%%

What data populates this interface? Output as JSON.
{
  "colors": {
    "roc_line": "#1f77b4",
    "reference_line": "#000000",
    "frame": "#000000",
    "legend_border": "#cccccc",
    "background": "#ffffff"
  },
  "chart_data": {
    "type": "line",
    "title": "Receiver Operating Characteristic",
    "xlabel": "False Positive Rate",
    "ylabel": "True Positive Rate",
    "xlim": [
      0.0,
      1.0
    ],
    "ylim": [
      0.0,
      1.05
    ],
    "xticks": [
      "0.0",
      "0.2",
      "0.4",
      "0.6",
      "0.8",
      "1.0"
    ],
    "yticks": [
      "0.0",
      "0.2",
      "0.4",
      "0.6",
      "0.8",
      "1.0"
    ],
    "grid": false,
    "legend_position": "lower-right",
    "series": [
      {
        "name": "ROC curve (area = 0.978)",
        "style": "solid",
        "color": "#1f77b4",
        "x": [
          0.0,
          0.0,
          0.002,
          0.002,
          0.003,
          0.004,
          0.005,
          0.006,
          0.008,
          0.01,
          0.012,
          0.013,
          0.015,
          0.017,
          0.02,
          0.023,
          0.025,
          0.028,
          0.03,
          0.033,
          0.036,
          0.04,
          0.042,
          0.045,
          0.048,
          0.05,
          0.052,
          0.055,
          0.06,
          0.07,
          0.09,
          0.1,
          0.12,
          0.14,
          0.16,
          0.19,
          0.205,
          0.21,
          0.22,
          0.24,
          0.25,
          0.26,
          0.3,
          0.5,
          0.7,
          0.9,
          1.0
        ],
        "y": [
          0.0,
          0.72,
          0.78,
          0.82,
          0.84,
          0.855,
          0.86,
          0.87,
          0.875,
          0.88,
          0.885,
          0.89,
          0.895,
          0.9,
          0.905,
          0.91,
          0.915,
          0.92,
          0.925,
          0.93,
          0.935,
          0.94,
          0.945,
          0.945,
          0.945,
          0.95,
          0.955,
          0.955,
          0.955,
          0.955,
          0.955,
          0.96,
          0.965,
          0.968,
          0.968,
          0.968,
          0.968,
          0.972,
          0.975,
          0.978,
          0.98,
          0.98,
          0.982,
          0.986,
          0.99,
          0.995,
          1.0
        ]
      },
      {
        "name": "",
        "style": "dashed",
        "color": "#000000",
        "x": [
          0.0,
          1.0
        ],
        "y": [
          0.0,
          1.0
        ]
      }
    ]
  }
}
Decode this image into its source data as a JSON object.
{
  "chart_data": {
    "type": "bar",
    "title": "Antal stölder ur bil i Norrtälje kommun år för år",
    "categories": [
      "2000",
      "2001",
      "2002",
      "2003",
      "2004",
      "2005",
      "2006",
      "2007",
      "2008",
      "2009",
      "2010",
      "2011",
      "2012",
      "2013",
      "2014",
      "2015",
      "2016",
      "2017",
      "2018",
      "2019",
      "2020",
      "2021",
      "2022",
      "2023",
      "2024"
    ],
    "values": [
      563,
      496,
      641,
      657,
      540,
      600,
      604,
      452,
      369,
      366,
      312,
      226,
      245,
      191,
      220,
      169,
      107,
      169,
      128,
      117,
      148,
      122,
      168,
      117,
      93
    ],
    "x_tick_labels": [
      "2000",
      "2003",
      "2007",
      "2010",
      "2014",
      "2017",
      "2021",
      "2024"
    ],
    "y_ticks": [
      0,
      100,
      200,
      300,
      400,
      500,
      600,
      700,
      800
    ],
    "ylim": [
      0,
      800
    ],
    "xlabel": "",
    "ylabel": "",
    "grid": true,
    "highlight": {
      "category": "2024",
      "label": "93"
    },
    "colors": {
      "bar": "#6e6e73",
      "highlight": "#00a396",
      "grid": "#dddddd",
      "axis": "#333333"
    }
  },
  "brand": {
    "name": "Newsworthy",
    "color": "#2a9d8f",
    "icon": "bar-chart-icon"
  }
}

%%

EXERCISE REQUIREMENTS: Retype the whole listing above exactly.

REPLY TO THE TASK:
What data populates this interface? Output as JSON.
{
  "colors": {
    "roc_line": "#1f77b4",
    "reference_line": "#000000",
    "frame": "#000000",
    "legend_border": "#cccccc",
    "background": "#ffffff"
  },
  "chart_data": {
    "type": "line",
    "title": "Receiver Operating Characteristic",
    "xlabel": "False Positive Rate",
    "ylabel": "True Positive Rate",
    "xlim": [
      0.0,
      1.0
    ],
    "ylim": [
      0.0,
      1.05
    ],
    "xticks": [
      "0.0",
      "0.2",
      "0.4",
      "0.6",
      "0.8",
      "1.0"
    ],
    "yticks": [
      "0.0",
      "0.2",
      "0.4",
      "0.6",
      "0.8",
      "1.0"
    ],
    "grid": false,
    "legend_position": "lower-right",
    "series": [
      {
        "name": "ROC curve (area = 0.978)",
        "style": "solid",
        "color": "#1f77b4",
        "x": [
          0.0,
          0.0,
          0.002,
          0.002,
          0.003,
          0.004,
          0.005,
          0.006,
          0.008,
          0.01,
          0.012,
          0.013,
          0.015,
          0.017,
          0.02,
          0.023,
          0.025,
          0.028,
          0.03,
          0.033,
          0.036,
          0.04,
          0.042,
          0.045,
          0.048,
          0.05,
          0.052,
          0.055,
          0.06,
          0.07,
          0.09,
          0.1,
          0.12,
          0.14,
          0.16,
          0.19,
          0.205,
          0.21,
          0.22,
          0.24,
          0.25,
          0.26,
          0.3,
          0.5,
          0.7,
          0.9,
          1.0
        ],
        "y": [
          0.0,
          0.72,
          0.78,
          0.82,
          0.84,
          0.855,
          0.86,
          0.87,
          0.875,
          0.88,
          0.885,
          0.89,
          0.895,
          0.9,
          0.905,
          0.91,
          0.915,
          0.92,
          0.925,
          0.93,
          0.935,
          0.94,
          0.945,
          0.945,
          0.945,
          0.95,
          0.955,
          0.955,
          0.955,
          0.955,
          0.955,
          0.96,
          0.965,
          0.968,
          0.968,
          0.968,
          0.968,
          0.972,
          0.975,
          0.978,
          0.98,
          0.98,
          0.982,
          0.986,
          0.99,
          0.995,
          1.0
        ]
      },
      {
        "name": "",
        "style": "dashed",
        "color": "#000000",
        "x": [
          0.0,
          1.0
        ],
        "y": [
          0.0,
          1.0
        ]
      }
    ]
  }
}
Decode this image into its source data as a JSON object.
{
  "chart_data": {
    "type": "bar",
    "title": "Antal stölder ur bil i Norrtälje kommun år för år",
    "categories": [
      "2000",
      "2001",
      "2002",
      "2003",
      "2004",
      "2005",
      "2006",
      "2007",
      "2008",
      "2009",
      "2010",
      "2011",
      "2012",
      "2013",
      "2014",
      "2015",
      "2016",
      "2017",
      "2018",
      "2019",
      "2020",
      "2021",
      "2022",
      "2023",
      "2024"
    ],
    "values": [
      563,
      496,
      641,
      657,
      540,
      600,
      604,
      452,
      369,
      366,
      312,
      226,
      245,
      191,
      220,
      169,
      107,
      169,
      128,
      117,
      148,
      122,
      168,
      117,
      93
    ],
    "x_tick_labels": [
      "2000",
      "2003",
      "2007",
      "2010",
      "2014",
      "2017",
      "2021",
      "2024"
    ],
    "y_ticks": [
      0,
      100,
      200,
      300,
      400,
      500,
      600,
      700,
      800
    ],
    "ylim": [
      0,
      800
    ],
    "xlabel": "",
    "ylabel": "",
    "grid": true,
    "highlight": {
      "category": "2024",
      "label": "93"
    },
    "colors": {
      "bar": "#6e6e73",
      "highlight": "#00a396",
      "grid": "#dddddd",
      "axis": "#333333"
    }
  },
  "brand": {
    "name": "Newsworthy",
    "color": "#2a9d8f",
    "icon": "bar-chart-icon"
  }
}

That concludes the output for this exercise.